OBJECTIVE: Extract from the listing each line in which the word "JSON" appears.

DATA IN THIS EXERCISE:

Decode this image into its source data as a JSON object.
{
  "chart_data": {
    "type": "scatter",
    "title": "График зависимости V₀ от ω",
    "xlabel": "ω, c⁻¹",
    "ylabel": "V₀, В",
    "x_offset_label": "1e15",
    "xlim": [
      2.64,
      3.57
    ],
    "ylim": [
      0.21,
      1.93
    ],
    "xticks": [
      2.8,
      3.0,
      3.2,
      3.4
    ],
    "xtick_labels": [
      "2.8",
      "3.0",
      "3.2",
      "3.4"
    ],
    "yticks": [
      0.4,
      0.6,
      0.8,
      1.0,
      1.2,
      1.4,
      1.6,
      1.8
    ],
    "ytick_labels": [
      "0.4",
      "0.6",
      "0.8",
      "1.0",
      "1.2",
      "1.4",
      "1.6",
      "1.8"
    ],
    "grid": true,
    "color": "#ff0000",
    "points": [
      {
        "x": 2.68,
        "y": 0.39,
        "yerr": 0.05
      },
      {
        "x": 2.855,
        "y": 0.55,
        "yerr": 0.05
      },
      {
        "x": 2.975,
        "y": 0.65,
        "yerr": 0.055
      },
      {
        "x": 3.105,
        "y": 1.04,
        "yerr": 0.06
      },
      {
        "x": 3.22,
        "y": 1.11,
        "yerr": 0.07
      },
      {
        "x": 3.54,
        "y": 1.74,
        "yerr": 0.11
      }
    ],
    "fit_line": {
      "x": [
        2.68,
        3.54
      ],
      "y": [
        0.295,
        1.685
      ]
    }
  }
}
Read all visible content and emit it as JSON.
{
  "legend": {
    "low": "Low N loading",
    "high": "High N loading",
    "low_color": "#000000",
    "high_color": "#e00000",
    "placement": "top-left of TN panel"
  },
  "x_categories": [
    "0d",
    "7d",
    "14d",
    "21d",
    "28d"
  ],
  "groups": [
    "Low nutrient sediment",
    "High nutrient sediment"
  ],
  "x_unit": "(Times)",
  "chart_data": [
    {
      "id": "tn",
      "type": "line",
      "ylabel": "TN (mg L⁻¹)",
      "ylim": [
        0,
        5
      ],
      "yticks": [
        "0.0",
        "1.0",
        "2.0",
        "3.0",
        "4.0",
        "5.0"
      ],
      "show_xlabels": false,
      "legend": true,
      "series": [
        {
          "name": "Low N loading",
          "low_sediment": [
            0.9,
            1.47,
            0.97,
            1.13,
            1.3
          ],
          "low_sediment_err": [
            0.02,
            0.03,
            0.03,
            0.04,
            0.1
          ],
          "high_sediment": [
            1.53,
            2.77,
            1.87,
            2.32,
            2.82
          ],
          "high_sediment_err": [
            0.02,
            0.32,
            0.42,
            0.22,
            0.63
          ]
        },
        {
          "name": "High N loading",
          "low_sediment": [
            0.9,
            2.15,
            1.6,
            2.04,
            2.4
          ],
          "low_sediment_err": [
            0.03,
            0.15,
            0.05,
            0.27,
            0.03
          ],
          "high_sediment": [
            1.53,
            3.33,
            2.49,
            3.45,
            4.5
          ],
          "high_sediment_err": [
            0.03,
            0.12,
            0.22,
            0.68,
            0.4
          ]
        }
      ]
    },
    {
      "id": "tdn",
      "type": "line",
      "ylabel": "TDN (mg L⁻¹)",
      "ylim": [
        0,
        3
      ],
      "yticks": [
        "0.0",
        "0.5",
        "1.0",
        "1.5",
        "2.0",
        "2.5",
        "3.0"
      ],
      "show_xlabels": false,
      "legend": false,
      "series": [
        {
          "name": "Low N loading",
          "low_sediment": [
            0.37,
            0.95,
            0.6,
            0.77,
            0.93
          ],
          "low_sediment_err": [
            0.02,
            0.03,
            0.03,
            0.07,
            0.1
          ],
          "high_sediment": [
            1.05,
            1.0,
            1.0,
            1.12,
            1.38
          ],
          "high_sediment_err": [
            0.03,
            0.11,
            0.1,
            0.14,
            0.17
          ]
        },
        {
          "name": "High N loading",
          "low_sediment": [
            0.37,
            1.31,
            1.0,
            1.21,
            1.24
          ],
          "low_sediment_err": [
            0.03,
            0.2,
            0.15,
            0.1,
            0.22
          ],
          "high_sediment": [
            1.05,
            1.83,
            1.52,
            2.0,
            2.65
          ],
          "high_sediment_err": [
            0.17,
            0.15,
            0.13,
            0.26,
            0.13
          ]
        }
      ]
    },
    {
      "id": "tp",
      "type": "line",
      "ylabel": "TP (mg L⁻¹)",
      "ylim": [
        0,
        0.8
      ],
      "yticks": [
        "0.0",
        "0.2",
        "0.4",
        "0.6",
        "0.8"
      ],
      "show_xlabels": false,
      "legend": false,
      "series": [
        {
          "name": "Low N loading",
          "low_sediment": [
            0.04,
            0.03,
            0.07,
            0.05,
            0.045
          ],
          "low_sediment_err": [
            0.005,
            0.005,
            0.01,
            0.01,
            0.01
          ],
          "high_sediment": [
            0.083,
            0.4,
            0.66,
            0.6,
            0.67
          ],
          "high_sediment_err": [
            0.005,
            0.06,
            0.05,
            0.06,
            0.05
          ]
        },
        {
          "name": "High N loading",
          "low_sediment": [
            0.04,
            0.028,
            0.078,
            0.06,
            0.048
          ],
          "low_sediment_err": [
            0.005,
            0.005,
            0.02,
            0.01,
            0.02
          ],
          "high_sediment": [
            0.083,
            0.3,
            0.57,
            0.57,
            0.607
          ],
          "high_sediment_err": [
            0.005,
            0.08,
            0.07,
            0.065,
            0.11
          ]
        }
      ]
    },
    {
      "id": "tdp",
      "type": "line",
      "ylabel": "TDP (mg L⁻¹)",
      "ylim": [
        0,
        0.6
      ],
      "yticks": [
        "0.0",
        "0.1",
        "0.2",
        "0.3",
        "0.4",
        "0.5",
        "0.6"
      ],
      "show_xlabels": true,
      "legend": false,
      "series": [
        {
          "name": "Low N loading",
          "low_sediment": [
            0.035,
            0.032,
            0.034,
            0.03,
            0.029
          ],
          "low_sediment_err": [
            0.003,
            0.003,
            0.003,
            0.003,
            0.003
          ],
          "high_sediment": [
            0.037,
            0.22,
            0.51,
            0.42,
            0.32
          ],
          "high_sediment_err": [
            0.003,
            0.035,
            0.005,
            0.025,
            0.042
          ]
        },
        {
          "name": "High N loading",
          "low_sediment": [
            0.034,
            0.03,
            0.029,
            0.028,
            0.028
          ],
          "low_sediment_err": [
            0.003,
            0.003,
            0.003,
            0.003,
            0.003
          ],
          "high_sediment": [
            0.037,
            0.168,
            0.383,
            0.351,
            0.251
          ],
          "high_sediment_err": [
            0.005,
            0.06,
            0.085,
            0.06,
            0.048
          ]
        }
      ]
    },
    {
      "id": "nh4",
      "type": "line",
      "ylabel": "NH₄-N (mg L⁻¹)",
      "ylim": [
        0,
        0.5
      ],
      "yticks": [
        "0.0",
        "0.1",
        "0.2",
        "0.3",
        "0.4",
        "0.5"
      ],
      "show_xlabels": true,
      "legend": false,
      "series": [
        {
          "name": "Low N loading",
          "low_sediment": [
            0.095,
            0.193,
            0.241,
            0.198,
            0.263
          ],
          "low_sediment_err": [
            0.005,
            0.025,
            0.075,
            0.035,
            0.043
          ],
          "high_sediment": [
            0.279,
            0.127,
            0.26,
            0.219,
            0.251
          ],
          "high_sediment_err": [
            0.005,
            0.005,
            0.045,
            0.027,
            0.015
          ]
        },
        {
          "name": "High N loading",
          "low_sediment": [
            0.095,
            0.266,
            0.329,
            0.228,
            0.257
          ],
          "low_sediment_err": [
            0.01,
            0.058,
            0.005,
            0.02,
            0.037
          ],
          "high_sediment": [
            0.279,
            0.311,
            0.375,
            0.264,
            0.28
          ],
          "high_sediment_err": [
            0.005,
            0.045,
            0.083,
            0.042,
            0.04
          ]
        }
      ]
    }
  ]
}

FINAL ANSWER:
Decode this image into its source data as a JSON object.
Read all visible content and emit it as JSON.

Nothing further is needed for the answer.